WHAT IS EXPECTED: Read the lines below. Copy out any that hold the string "frac".

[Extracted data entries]
- - - - -

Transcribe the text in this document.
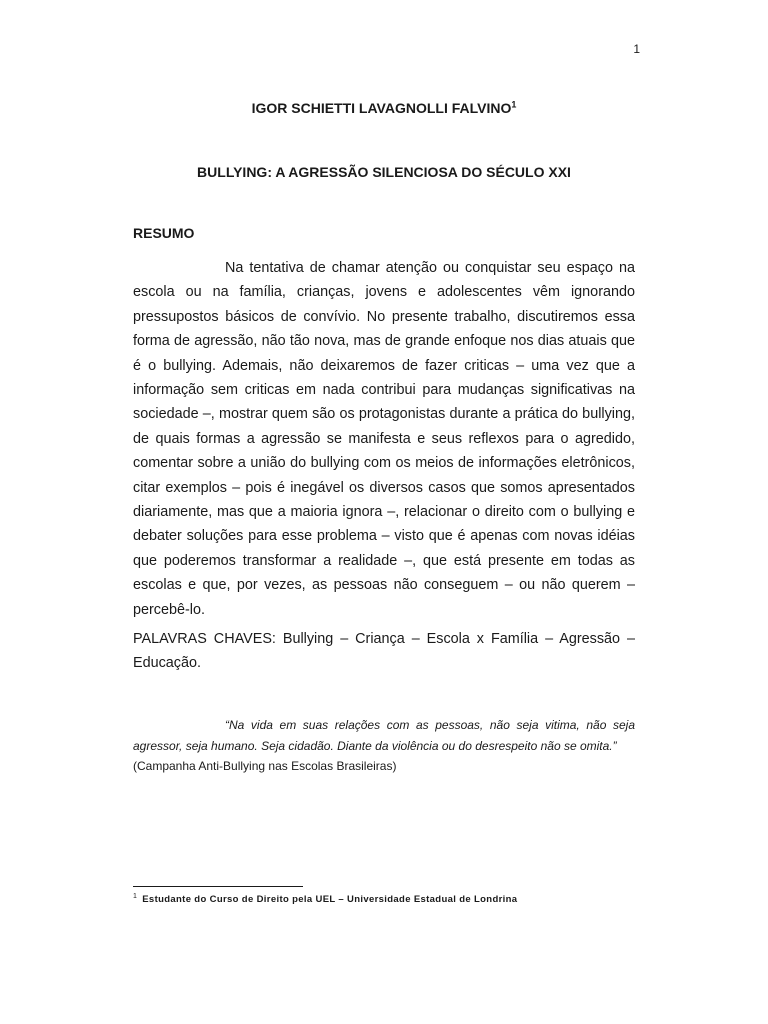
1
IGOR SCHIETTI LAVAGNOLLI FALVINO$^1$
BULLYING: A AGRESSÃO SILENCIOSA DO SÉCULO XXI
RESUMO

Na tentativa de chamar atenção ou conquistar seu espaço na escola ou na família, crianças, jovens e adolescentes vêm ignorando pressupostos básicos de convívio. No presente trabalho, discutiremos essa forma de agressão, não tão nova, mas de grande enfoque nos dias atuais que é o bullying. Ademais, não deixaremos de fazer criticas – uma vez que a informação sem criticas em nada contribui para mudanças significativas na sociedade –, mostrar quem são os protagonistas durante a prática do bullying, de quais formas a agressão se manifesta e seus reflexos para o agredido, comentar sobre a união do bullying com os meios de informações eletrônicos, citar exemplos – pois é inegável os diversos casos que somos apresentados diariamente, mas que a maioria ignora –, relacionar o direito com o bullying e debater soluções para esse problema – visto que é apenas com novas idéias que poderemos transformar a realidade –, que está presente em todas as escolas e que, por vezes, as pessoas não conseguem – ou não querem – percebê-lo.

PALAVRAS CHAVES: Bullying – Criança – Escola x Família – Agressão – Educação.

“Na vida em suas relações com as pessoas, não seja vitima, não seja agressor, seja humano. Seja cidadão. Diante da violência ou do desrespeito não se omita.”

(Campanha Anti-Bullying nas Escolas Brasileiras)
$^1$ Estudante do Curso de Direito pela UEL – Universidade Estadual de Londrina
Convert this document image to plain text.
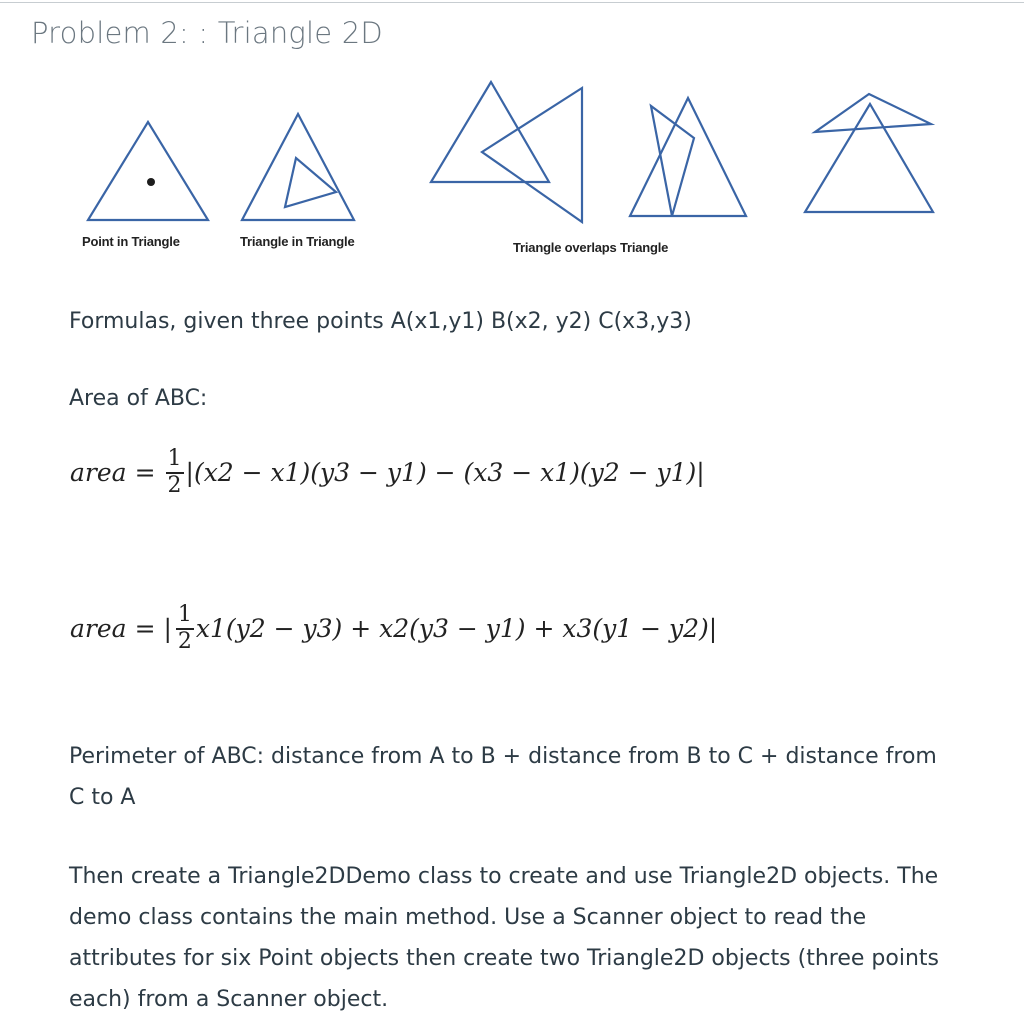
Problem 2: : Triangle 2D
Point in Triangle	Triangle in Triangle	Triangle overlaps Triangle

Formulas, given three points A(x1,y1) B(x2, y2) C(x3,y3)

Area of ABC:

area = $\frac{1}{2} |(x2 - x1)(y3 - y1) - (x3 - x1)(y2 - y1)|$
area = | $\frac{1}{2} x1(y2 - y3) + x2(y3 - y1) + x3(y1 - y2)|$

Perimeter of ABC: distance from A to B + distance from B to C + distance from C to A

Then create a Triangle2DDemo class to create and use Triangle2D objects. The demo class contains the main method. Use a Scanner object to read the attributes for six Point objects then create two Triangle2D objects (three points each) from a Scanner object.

- - - - -

OUTPUT FOR THIS TASK:
area = $\frac{1}{2} |(x2 - x1)(y3 - y1) - (x3 - x1)(y2 - y1)|$
area = | $\frac{1}{2} x1(y2 - y3) + x2(y3 - y1) + x3(y1 - y2)|$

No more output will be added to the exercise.